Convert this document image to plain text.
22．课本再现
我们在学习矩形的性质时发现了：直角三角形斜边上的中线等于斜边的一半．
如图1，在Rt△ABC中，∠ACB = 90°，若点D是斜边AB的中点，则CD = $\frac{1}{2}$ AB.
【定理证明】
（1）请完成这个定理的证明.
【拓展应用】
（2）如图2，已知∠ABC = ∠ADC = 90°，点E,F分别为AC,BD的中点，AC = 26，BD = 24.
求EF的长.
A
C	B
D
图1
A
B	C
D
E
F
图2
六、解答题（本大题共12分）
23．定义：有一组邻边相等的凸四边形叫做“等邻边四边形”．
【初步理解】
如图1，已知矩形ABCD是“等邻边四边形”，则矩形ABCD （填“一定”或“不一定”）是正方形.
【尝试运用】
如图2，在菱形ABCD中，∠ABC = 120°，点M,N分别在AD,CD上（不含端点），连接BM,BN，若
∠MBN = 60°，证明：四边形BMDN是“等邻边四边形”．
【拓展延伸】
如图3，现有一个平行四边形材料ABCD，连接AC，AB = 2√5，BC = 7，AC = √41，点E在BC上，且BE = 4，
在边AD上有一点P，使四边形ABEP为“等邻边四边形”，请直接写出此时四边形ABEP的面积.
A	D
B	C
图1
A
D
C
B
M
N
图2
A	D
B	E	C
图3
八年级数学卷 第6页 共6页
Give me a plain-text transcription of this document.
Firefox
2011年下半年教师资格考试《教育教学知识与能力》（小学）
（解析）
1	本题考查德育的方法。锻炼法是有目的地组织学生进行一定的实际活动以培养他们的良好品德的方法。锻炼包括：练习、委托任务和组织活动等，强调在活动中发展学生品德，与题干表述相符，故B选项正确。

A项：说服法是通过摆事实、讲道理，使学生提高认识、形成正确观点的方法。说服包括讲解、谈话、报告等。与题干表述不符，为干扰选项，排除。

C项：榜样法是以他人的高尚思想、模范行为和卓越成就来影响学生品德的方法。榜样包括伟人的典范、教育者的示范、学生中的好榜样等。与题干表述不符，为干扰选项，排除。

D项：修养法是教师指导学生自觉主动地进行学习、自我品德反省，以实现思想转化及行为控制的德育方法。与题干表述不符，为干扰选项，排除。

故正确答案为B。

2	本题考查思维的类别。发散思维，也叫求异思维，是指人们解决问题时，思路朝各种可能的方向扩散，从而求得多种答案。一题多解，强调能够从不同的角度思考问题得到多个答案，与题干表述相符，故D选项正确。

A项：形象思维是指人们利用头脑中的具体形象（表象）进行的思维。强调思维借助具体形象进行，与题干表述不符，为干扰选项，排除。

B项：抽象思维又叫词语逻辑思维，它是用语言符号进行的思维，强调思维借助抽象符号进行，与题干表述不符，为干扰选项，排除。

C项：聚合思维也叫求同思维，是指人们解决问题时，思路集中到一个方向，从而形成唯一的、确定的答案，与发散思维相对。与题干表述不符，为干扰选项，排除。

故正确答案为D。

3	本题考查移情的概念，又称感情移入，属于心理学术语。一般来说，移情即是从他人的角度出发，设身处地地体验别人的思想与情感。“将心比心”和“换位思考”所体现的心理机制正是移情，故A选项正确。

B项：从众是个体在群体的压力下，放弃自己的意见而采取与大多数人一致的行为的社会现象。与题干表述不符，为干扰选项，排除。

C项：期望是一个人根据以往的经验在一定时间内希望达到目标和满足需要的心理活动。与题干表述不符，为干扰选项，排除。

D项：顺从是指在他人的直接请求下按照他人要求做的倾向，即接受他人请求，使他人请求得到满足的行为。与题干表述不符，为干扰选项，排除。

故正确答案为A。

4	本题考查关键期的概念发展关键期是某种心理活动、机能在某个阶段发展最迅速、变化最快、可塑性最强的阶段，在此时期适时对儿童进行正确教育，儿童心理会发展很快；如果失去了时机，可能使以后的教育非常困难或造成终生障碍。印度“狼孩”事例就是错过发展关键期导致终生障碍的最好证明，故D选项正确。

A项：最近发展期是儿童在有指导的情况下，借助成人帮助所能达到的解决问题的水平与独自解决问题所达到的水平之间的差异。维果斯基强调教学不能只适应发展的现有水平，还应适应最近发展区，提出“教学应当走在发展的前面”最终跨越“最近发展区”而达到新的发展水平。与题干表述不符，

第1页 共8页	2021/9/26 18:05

**To do**
Hand back the material above in full, exactly as written.

**Output of the task**
Convert this document image to plain text.
22．课本再现
我们在学习矩形的性质时发现了：直角三角形斜边上的中线等于斜边的一半．
如图1，在Rt△ABC中，∠ACB = 90°，若点D是斜边AB的中点，则CD = $\frac{1}{2}$ AB.
【定理证明】
（1）请完成这个定理的证明.
【拓展应用】
（2）如图2，已知∠ABC = ∠ADC = 90°，点E,F分别为AC,BD的中点，AC = 26，BD = 24.
求EF的长.
A
C	B
D
图1
A
B	C
D
E
F
图2
六、解答题（本大题共12分）
23．定义：有一组邻边相等的凸四边形叫做“等邻边四边形”．
【初步理解】
如图1，已知矩形ABCD是“等邻边四边形”，则矩形ABCD （填“一定”或“不一定”）是正方形.
【尝试运用】
如图2，在菱形ABCD中，∠ABC = 120°，点M,N分别在AD,CD上（不含端点），连接BM,BN，若
∠MBN = 60°，证明：四边形BMDN是“等邻边四边形”．
【拓展延伸】
如图3，现有一个平行四边形材料ABCD，连接AC，AB = 2√5，BC = 7，AC = √41，点E在BC上，且BE = 4，
在边AD上有一点P，使四边形ABEP为“等邻边四边形”，请直接写出此时四边形ABEP的面积.
A	D
B	C
图1
A
D
C
B
M
N
图2
A	D
B	E	C
图3
八年级数学卷 第6页 共6页
Give me a plain-text transcription of this document.
Firefox
2011年下半年教师资格考试《教育教学知识与能力》（小学）
（解析）
1	本题考查德育的方法。锻炼法是有目的地组织学生进行一定的实际活动以培养他们的良好品德的方法。锻炼包括：练习、委托任务和组织活动等，强调在活动中发展学生品德，与题干表述相符，故B选项正确。

A项：说服法是通过摆事实、讲道理，使学生提高认识、形成正确观点的方法。说服包括讲解、谈话、报告等。与题干表述不符，为干扰选项，排除。

C项：榜样法是以他人的高尚思想、模范行为和卓越成就来影响学生品德的方法。榜样包括伟人的典范、教育者的示范、学生中的好榜样等。与题干表述不符，为干扰选项，排除。

D项：修养法是教师指导学生自觉主动地进行学习、自我品德反省，以实现思想转化及行为控制的德育方法。与题干表述不符，为干扰选项，排除。

故正确答案为B。

2	本题考查思维的类别。发散思维，也叫求异思维，是指人们解决问题时，思路朝各种可能的方向扩散，从而求得多种答案。一题多解，强调能够从不同的角度思考问题得到多个答案，与题干表述相符，故D选项正确。

A项：形象思维是指人们利用头脑中的具体形象（表象）进行的思维。强调思维借助具体形象进行，与题干表述不符，为干扰选项，排除。

B项：抽象思维又叫词语逻辑思维，它是用语言符号进行的思维，强调思维借助抽象符号进行，与题干表述不符，为干扰选项，排除。

C项：聚合思维也叫求同思维，是指人们解决问题时，思路集中到一个方向，从而形成唯一的、确定的答案，与发散思维相对。与题干表述不符，为干扰选项，排除。

故正确答案为D。

3	本题考查移情的概念，又称感情移入，属于心理学术语。一般来说，移情即是从他人的角度出发，设身处地地体验别人的思想与情感。“将心比心”和“换位思考”所体现的心理机制正是移情，故A选项正确。

B项：从众是个体在群体的压力下，放弃自己的意见而采取与大多数人一致的行为的社会现象。与题干表述不符，为干扰选项，排除。

C项：期望是一个人根据以往的经验在一定时间内希望达到目标和满足需要的心理活动。与题干表述不符，为干扰选项，排除。

D项：顺从是指在他人的直接请求下按照他人要求做的倾向，即接受他人请求，使他人请求得到满足的行为。与题干表述不符，为干扰选项，排除。

故正确答案为A。

4	本题考查关键期的概念发展关键期是某种心理活动、机能在某个阶段发展最迅速、变化最快、可塑性最强的阶段，在此时期适时对儿童进行正确教育，儿童心理会发展很快；如果失去了时机，可能使以后的教育非常困难或造成终生障碍。印度“狼孩”事例就是错过发展关键期导致终生障碍的最好证明，故D选项正确。

A项：最近发展期是儿童在有指导的情况下，借助成人帮助所能达到的解决问题的水平与独自解决问题所达到的水平之间的差异。维果斯基强调教学不能只适应发展的现有水平，还应适应最近发展区，提出“教学应当走在发展的前面”最终跨越“最近发展区”而达到新的发展水平。与题干表述不符，

第1页 共8页	2021/9/26 18:05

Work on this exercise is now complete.